Soal dan Tugas:
1. Tuliskan kembali secara persis bagian artikel tentang ibadah haji, mulai dari "Haji bisa jadi" sampai dengan "agar menjadi sah.".
2. Dalam artikel tentang ibadah haji, apa makna sebutan hari tarwiyah?

Artikel:
□ □ □
Opini

Haji sebagai Sarana Menggapai Puncak Kesadaran

Jum, 24 Juni 2022 | 21:15 WIB

Haji sebagai Sarana Menggapai Puncak Kesadaran

Haji lebih dari sekadar prosesi ibadah fisik, dan mampu menangkap berbagai rahasia agung ilahiyah.

Haji bisa jadi adalah ritual fisik. Berbagai rangkaian pelaksanaan rukun dan wajibnya menuntut kekuatan fisik yang memadai. Haji adalah ibadah yang bahkan bagi mereka yang tidak memiliki kesanggupan fisik diperkenankan untuk meminta bantuan orang lain untuk mengerjakan rukun-rukun dan wajibnya agar menjadi sah.

 

Sekalipun demikian, ibadah haji juga bisa menjadi sarana bagi seorang Muslim untuk melenting ke tingkat maqam spiritualitas yang sangat tinggi. Spiritualitas tertinggi ini juga bisa disebut sebagai puncak kesadaran. Dalam arti bahwa melalui haji, seseorang akan menemukan sebuah kesadaran baru. Seperti seseorang yang sanggup mengenali diri dan hal-hal di sekitarnya karena tersorot sinar, setelah sebelumnya berada dalam kegelapan. Kesadaran itu seperti sebuah cahaya. Karena itu, orang yang mendapatkan kesadaran itu dianalogikan seperti orang yang keluar dari kegelapan untuk memasuki terang cahaya (min al-dhulumati ila al-nur).

 

Ibadah haji merupakan ibadah yang menapaktilasi teladan kepasrahan Nabiyullah Ibrahim kepada Allah. Dikisahkan, Nabi Ibrahim bermimpi di mana di dalam mimpi tersebut dia mendapat perintah dari Allah untuk menyembelih putranya. Mimpi pertama terjadi pada malam tanggal 8 Dzulhijjah. Ada sedikit keraguan terhadap mimpinya tersebut. Betulkah mimpi itu datang dari Allah? Apalagi sebagai seorang ayah, tentu ada sedikit kebimbangan atas perintah untuk menyembelih anaknya. Karena itu, hari tanggal 8 ini disebut hari tarwiyah yang bermakna kesempatan untuk berpikir.
□ □ □
[Entri data hasil ekstraksi]
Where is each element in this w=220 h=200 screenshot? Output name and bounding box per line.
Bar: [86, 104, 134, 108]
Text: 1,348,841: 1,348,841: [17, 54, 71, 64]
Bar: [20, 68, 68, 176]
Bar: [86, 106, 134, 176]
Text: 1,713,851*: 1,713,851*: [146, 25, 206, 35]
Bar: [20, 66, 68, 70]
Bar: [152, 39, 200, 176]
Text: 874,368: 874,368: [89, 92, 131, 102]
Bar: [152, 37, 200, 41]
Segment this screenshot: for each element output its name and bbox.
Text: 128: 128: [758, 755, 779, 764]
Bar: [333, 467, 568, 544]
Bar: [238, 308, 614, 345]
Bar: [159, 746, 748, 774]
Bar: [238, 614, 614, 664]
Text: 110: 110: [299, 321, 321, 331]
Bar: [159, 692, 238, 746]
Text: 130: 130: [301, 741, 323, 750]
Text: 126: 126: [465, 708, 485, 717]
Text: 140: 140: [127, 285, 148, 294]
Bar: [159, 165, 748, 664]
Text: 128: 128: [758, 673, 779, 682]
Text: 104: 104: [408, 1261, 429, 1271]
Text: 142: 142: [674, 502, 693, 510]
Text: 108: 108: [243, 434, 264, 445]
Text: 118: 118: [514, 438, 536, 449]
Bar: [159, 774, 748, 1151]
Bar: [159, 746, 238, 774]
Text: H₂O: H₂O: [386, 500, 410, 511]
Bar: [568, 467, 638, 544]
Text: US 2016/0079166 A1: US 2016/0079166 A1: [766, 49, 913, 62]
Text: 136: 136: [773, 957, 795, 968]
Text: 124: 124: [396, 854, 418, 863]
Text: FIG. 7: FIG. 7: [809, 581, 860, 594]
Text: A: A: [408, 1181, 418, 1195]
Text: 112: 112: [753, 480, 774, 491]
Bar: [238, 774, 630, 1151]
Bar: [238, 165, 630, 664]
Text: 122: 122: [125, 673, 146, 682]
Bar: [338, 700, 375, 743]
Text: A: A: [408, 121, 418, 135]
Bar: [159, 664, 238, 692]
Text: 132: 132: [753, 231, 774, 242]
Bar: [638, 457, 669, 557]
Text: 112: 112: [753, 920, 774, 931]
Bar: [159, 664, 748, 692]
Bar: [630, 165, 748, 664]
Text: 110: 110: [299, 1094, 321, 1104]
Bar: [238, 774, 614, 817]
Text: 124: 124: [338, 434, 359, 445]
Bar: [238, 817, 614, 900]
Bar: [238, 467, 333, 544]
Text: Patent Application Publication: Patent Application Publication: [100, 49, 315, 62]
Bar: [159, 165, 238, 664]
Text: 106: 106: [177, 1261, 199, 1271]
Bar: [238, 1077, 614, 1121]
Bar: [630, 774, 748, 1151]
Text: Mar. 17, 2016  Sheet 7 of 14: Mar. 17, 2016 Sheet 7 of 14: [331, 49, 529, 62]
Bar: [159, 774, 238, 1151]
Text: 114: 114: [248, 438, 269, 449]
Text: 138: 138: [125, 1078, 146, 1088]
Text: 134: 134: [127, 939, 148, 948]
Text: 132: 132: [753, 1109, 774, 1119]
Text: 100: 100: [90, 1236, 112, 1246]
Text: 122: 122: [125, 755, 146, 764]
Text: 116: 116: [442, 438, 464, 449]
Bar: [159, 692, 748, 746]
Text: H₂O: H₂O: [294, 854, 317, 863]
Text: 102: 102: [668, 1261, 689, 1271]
□ □ □
Kunci Jawaban:
1.
Haji bisa jadi adalah ritual fisik. Berbagai rangkaian pelaksanaan rukun dan wajibnya menuntut kekuatan fisik yang memadai. Haji adalah ibadah yang bahkan bagi mereka yang tidak memiliki kesanggupan fisik diperkenankan untuk meminta bantuan orang lain untuk mengerjakan rukun-rukun dan wajibnya agar menjadi sah.

2. Kesempatan untuk berpikir.